STATED TASK: Every entry that follows needs to be repeated exactly.

DATA RECORDS:

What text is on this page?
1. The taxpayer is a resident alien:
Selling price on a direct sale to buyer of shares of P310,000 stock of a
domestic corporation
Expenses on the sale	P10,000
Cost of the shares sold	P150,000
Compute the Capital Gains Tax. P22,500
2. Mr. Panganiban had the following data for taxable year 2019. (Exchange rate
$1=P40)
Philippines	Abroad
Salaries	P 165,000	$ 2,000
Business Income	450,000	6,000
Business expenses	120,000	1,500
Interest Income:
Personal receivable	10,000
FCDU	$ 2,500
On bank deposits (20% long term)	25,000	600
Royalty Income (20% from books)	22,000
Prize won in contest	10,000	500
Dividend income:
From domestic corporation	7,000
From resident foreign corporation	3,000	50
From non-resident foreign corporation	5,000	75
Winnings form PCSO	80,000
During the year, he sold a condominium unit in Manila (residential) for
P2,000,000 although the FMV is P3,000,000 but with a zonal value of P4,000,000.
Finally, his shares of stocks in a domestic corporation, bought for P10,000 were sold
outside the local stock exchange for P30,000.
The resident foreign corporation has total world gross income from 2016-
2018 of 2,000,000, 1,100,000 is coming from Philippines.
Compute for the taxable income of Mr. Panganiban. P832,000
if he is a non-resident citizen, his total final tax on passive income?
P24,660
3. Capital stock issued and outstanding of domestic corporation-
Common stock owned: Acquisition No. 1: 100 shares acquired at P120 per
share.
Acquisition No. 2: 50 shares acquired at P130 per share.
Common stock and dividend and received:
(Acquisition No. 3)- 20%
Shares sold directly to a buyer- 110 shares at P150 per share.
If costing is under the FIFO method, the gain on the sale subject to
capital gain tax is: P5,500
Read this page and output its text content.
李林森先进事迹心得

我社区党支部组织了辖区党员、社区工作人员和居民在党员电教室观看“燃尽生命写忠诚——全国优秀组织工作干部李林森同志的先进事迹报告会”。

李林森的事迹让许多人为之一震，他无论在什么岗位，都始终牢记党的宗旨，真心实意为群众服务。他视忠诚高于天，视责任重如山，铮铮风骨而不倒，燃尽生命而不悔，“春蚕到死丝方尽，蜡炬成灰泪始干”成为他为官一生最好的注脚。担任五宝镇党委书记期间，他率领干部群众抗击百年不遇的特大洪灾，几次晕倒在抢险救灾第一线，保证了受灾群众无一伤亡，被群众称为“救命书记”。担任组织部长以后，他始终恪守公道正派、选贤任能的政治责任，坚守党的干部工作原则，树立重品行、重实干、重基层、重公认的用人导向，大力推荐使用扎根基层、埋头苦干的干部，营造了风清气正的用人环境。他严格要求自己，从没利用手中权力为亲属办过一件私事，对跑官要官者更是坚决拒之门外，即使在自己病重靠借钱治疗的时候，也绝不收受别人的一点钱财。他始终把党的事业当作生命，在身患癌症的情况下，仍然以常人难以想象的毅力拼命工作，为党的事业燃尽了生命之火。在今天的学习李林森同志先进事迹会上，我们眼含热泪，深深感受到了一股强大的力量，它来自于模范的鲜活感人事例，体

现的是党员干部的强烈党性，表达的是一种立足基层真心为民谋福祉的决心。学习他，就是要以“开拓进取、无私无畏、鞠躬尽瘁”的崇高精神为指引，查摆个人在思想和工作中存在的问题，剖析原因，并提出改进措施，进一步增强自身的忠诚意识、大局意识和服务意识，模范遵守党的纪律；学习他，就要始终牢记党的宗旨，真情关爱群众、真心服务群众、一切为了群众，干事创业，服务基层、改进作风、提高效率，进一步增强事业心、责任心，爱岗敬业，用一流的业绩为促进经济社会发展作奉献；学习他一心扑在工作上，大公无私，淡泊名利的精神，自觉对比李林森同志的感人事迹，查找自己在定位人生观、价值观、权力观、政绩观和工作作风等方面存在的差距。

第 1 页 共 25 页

WRITTEN ANSWER:
What text is on this page?
1. The taxpayer is a resident alien:
Selling price on a direct sale to buyer of shares of P310,000 stock of a
domestic corporation
Expenses on the sale	P10,000
Cost of the shares sold	P150,000
Compute the Capital Gains Tax. P22,500
2. Mr. Panganiban had the following data for taxable year 2019. (Exchange rate
$1=P40)
Philippines	Abroad
Salaries	P 165,000	$ 2,000
Business Income	450,000	6,000
Business expenses	120,000	1,500
Interest Income:
Personal receivable	10,000
FCDU	$ 2,500
On bank deposits (20% long term)	25,000	600
Royalty Income (20% from books)	22,000
Prize won in contest	10,000	500
Dividend income:
From domestic corporation	7,000
From resident foreign corporation	3,000	50
From non-resident foreign corporation	5,000	75
Winnings form PCSO	80,000
During the year, he sold a condominium unit in Manila (residential) for
P2,000,000 although the FMV is P3,000,000 but with a zonal value of P4,000,000.
Finally, his shares of stocks in a domestic corporation, bought for P10,000 were sold
outside the local stock exchange for P30,000.
The resident foreign corporation has total world gross income from 2016-
2018 of 2,000,000, 1,100,000 is coming from Philippines.
Compute for the taxable income of Mr. Panganiban. P832,000
if he is a non-resident citizen, his total final tax on passive income?
P24,660
3. Capital stock issued and outstanding of domestic corporation-
Common stock owned: Acquisition No. 1: 100 shares acquired at P120 per
share.
Acquisition No. 2: 50 shares acquired at P130 per share.
Common stock and dividend and received:
(Acquisition No. 3)- 20%
Shares sold directly to a buyer- 110 shares at P150 per share.
If costing is under the FIFO method, the gain on the sale subject to
capital gain tax is: P5,500
Read this page and output its text content.
李林森先进事迹心得

我社区党支部组织了辖区党员、社区工作人员和居民在党员电教室观看“燃尽生命写忠诚——全国优秀组织工作干部李林森同志的先进事迹报告会”。

李林森的事迹让许多人为之一震，他无论在什么岗位，都始终牢记党的宗旨，真心实意为群众服务。他视忠诚高于天，视责任重如山，铮铮风骨而不倒，燃尽生命而不悔，“春蚕到死丝方尽，蜡炬成灰泪始干”成为他为官一生最好的注脚。担任五宝镇党委书记期间，他率领干部群众抗击百年不遇的特大洪灾，几次晕倒在抢险救灾第一线，保证了受灾群众无一伤亡，被群众称为“救命书记”。担任组织部长以后，他始终恪守公道正派、选贤任能的政治责任，坚守党的干部工作原则，树立重品行、重实干、重基层、重公认的用人导向，大力推荐使用扎根基层、埋头苦干的干部，营造了风清气正的用人环境。他严格要求自己，从没利用手中权力为亲属办过一件私事，对跑官要官者更是坚决拒之门外，即使在自己病重靠借钱治疗的时候，也绝不收受别人的一点钱财。他始终把党的事业当作生命，在身患癌症的情况下，仍然以常人难以想象的毅力拼命工作，为党的事业燃尽了生命之火。在今天的学习李林森同志先进事迹会上，我们眼含热泪，深深感受到了一股强大的力量，它来自于模范的鲜活感人事例，体

现的是党员干部的强烈党性，表达的是一种立足基层真心为民谋福祉的决心。学习他，就是要以“开拓进取、无私无畏、鞠躬尽瘁”的崇高精神为指引，查摆个人在思想和工作中存在的问题，剖析原因，并提出改进措施，进一步增强自身的忠诚意识、大局意识和服务意识，模范遵守党的纪律；学习他，就要始终牢记党的宗旨，真情关爱群众、真心服务群众、一切为了群众，干事创业，服务基层、改进作风、提高效率，进一步增强事业心、责任心，爱岗敬业，用一流的业绩为促进经济社会发展作奉献；学习他一心扑在工作上，大公无私，淡泊名利的精神，自觉对比李林森同志的感人事迹，查找自己在定位人生观、价值观、权力观、政绩观和工作作风等方面存在的差距。

第 1 页 共 25 页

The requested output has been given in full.